Stored rows:
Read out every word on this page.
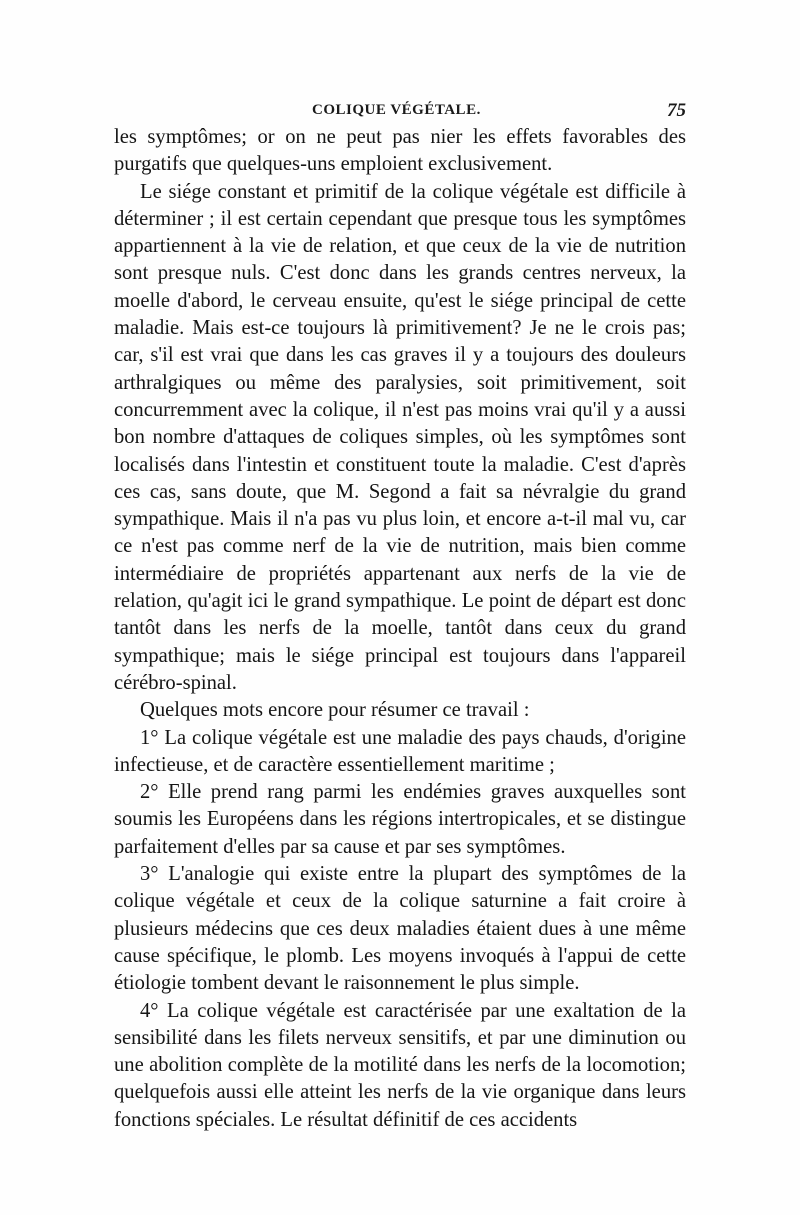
COLIQUE VÉGÉTALE.	75

les symptômes; or on ne peut pas nier les effets favorables des purgatifs que quelques-uns emploient exclusivement.

Le siége constant et primitif de la colique végétale est difficile à déterminer ; il est certain cependant que presque tous les symptômes appartiennent à la vie de relation, et que ceux de la vie de nutrition sont presque nuls. C'est donc dans les grands centres nerveux, la moelle d'abord, le cerveau ensuite, qu'est le siége principal de cette maladie. Mais est-ce toujours là primitivement? Je ne le crois pas; car, s'il est vrai que dans les cas graves il y a toujours des douleurs arthralgiques ou même des paralysies, soit primitivement, soit concurremment avec la colique, il n'est pas moins vrai qu'il y a aussi bon nombre d'attaques de coliques simples, où les symptômes sont localisés dans l'intestin et constituent toute la maladie. C'est d'après ces cas, sans doute, que M. Segond a fait sa névralgie du grand sympathique. Mais il n'a pas vu plus loin, et encore a-t-il mal vu, car ce n'est pas comme nerf de la vie de nutrition, mais bien comme intermédiaire de propriétés appartenant aux nerfs de la vie de relation, qu'agit ici le grand sympathique. Le point de départ est donc tantôt dans les nerfs de la moelle, tantôt dans ceux du grand sympathique; mais le siége principal est toujours dans l'appareil cérébro-spinal.

Quelques mots encore pour résumer ce travail :

1° La colique végétale est une maladie des pays chauds, d'origine infectieuse, et de caractère essentiellement maritime ;

2° Elle prend rang parmi les endémies graves auxquelles sont soumis les Européens dans les régions intertropicales, et se distingue parfaitement d'elles par sa cause et par ses symptômes.

3° L'analogie qui existe entre la plupart des symptômes de la colique végétale et ceux de la colique saturnine a fait croire à plusieurs médecins que ces deux maladies étaient dues à une même cause spécifique, le plomb. Les moyens invoqués à l'appui de cette étiologie tombent devant le raisonnement le plus simple.

4° La colique végétale est caractérisée par une exaltation de la sensibilité dans les filets nerveux sensitifs, et par une diminution ou une abolition complète de la motilité dans les nerfs de la locomotion; quelquefois aussi elle atteint les nerfs de la vie organique dans leurs fonctions spéciales. Le résultat définitif de ces accidents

Exercise brief: Write only the number of lines in the data above that include "cause".

Output for this task: 2